## START

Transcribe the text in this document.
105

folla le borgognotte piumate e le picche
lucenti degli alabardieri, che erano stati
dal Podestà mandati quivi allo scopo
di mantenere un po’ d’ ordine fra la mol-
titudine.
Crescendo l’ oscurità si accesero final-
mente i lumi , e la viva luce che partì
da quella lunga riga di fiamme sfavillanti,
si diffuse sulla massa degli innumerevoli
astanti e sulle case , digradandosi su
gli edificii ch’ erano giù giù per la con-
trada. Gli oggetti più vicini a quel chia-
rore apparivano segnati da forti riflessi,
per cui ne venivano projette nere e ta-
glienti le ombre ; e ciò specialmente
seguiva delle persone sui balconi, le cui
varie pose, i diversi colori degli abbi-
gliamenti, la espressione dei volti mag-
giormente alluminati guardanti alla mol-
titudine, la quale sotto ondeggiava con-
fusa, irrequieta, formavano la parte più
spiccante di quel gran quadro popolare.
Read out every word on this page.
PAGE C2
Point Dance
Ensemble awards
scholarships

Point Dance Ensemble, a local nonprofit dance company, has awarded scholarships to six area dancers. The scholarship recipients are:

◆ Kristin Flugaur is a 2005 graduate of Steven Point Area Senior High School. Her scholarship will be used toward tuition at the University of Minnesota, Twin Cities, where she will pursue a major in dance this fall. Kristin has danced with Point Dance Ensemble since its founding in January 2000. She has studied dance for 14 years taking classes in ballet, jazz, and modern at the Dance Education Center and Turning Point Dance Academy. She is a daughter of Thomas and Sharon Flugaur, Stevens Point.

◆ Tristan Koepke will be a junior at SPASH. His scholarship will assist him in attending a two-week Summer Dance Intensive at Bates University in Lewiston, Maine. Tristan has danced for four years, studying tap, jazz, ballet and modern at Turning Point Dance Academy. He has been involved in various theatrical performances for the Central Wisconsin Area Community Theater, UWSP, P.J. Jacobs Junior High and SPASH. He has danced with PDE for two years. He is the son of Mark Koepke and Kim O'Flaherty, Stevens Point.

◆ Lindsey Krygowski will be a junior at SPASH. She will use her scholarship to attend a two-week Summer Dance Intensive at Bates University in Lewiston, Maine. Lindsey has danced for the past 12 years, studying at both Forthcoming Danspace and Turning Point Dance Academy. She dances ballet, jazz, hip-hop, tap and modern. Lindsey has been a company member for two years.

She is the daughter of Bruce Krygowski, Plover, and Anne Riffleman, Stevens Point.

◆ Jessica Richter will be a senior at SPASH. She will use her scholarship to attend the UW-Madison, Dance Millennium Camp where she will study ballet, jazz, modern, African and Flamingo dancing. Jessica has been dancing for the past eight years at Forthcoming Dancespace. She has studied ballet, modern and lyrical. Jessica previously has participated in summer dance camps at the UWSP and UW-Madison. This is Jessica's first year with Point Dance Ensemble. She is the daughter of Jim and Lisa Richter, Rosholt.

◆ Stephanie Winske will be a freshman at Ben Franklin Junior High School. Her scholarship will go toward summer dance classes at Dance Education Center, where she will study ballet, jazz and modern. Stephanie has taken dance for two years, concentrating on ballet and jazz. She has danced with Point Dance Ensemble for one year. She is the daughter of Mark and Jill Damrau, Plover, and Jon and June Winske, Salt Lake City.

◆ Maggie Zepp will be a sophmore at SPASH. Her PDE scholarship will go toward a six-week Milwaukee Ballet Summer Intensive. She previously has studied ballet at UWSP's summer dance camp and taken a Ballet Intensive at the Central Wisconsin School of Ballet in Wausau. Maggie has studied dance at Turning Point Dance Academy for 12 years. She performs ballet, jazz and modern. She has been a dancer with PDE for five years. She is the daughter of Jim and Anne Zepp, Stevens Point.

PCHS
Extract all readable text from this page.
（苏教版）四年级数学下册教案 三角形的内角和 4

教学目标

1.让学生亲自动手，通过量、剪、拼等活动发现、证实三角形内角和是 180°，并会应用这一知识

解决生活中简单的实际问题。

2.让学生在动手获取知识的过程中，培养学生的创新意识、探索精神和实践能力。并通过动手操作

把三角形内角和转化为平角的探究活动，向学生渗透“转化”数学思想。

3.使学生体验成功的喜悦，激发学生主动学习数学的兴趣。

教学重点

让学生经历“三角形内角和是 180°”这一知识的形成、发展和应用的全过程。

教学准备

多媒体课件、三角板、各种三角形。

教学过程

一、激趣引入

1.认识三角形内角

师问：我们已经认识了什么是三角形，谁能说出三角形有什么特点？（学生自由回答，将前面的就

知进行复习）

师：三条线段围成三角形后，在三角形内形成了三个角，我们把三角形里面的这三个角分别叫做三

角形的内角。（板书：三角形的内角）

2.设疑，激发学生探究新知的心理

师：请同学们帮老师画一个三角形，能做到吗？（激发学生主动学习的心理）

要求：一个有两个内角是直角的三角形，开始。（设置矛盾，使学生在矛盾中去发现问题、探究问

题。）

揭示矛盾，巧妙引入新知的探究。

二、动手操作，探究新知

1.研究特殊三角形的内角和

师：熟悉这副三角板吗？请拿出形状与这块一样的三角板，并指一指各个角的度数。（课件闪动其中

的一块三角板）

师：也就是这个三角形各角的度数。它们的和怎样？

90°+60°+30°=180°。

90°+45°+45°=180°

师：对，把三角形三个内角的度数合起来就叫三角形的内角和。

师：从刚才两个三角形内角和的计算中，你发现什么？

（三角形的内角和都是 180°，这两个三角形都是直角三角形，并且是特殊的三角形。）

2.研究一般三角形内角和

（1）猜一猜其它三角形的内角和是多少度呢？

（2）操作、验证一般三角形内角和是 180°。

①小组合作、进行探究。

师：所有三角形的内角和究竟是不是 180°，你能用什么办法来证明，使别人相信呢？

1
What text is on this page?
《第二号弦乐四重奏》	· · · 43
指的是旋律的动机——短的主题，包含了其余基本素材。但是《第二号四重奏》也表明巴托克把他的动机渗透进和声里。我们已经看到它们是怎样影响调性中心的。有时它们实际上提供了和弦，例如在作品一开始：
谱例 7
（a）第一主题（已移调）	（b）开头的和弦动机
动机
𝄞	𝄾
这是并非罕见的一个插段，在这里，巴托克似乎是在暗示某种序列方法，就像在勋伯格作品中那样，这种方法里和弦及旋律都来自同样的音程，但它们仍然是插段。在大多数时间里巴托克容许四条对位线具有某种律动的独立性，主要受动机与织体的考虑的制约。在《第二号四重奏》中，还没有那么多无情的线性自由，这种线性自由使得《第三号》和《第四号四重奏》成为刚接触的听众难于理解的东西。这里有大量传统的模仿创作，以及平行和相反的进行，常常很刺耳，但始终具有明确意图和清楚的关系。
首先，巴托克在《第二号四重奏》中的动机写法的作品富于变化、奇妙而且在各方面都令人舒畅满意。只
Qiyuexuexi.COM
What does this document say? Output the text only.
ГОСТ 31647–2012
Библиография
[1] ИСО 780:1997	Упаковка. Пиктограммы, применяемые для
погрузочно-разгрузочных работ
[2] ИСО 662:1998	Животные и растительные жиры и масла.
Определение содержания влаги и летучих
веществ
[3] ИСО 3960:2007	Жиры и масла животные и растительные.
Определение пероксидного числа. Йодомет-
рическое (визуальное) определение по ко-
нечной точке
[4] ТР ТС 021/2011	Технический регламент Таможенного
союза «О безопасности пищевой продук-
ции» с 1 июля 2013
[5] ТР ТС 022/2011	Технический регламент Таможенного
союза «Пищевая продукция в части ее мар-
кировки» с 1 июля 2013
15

## END

#### Direction:
Each line containing the word "масла" counts once; report the total alone.

#### Expected answer:
2